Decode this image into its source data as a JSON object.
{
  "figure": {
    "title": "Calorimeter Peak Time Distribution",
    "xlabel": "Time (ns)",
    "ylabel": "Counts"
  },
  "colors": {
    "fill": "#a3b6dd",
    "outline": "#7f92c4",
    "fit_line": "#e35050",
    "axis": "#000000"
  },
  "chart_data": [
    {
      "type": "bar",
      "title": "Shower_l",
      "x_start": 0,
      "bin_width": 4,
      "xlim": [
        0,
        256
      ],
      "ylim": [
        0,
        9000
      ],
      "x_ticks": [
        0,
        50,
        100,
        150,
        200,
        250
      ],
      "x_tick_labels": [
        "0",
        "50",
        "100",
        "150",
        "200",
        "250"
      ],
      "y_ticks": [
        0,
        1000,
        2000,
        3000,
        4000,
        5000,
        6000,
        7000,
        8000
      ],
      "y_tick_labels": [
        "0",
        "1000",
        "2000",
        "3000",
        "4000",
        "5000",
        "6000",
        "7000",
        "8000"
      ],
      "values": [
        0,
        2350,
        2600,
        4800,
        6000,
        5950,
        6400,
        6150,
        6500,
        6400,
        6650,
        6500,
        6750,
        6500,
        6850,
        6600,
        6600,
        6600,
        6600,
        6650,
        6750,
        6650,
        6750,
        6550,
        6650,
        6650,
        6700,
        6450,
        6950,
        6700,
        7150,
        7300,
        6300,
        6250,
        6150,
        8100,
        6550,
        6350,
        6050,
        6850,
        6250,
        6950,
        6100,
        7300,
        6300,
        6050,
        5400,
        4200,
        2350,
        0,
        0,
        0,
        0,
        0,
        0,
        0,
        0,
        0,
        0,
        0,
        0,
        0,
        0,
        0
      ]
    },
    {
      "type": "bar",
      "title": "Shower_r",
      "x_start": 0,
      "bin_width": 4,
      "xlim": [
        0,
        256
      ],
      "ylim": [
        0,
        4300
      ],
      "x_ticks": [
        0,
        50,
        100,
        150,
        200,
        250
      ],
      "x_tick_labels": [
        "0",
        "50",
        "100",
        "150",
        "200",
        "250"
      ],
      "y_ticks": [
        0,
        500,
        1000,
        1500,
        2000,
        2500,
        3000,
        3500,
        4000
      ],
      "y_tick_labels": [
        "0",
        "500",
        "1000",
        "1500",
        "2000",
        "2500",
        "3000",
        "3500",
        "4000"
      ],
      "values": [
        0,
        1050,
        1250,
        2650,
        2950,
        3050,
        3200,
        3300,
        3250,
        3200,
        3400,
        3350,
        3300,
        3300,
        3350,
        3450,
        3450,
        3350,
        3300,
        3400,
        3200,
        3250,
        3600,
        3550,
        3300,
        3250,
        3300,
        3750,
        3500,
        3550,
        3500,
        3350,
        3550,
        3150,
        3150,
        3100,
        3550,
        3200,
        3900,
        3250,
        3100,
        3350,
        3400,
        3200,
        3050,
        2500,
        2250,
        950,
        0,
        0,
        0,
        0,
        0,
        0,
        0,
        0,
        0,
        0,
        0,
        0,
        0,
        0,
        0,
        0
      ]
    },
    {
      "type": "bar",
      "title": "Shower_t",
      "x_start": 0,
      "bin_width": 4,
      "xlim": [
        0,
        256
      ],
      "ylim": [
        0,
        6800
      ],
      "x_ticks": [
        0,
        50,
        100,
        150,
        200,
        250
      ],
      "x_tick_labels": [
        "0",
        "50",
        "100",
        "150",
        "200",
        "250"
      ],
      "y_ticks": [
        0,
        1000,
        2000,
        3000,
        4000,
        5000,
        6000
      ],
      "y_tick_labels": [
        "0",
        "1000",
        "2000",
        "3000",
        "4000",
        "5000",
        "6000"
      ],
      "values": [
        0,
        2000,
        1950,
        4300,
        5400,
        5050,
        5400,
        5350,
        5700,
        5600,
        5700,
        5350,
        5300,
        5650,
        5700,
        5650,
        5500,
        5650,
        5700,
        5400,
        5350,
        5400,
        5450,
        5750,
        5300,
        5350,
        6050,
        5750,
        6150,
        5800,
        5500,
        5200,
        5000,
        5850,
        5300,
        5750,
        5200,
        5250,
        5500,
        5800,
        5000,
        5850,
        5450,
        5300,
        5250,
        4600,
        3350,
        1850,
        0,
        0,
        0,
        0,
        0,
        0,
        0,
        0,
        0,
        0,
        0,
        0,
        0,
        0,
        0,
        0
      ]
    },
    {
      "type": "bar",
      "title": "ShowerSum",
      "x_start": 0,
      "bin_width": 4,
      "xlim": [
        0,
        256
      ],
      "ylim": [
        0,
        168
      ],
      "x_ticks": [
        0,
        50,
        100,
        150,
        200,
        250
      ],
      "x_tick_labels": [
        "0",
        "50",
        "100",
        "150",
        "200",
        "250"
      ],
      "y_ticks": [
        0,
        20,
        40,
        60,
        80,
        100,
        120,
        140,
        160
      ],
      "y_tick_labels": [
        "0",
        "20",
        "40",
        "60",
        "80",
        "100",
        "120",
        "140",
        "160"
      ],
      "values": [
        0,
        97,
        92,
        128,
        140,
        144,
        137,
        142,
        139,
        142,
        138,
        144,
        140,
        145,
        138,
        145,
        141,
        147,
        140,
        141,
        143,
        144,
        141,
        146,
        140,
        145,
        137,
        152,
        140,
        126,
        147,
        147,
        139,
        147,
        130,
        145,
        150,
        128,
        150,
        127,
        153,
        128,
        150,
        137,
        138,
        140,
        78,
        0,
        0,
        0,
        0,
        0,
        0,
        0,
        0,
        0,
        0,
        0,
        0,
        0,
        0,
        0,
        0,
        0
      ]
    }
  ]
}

==

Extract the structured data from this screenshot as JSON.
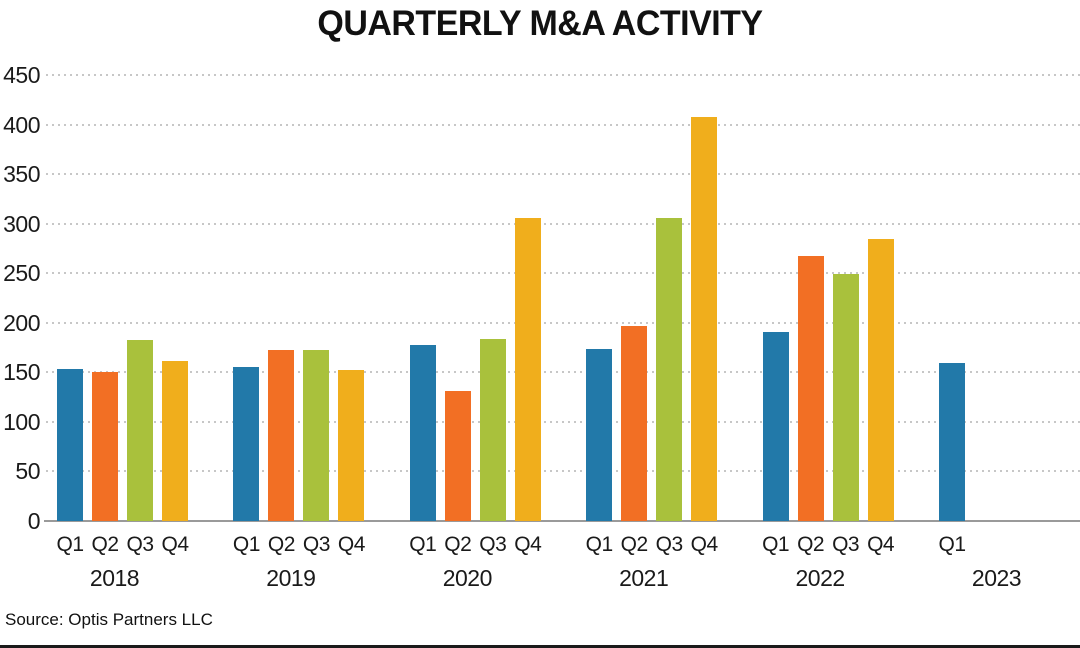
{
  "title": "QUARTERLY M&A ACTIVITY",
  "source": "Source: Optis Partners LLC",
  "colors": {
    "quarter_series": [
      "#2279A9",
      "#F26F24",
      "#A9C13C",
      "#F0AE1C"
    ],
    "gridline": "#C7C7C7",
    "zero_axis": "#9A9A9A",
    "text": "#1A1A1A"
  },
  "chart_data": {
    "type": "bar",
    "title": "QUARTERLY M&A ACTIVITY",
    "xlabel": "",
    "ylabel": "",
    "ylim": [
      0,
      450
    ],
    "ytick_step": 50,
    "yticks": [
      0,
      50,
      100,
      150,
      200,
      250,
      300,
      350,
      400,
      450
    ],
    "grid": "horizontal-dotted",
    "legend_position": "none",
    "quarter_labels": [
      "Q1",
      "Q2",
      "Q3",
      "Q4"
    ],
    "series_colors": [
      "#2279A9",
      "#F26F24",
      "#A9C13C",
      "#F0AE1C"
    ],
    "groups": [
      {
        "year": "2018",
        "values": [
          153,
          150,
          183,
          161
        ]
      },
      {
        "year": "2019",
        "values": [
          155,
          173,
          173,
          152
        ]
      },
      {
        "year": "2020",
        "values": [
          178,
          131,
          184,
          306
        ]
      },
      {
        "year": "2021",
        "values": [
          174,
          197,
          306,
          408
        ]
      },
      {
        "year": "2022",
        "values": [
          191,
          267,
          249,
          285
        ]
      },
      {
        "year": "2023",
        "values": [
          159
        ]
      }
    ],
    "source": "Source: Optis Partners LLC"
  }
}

### TASK REQUIREMENTS
Where a line holds "Time", copy it out.

### TASK SOLUTION
    "title": "Calorimeter Peak Time Distribution",
    "xlabel": "Time (ns)",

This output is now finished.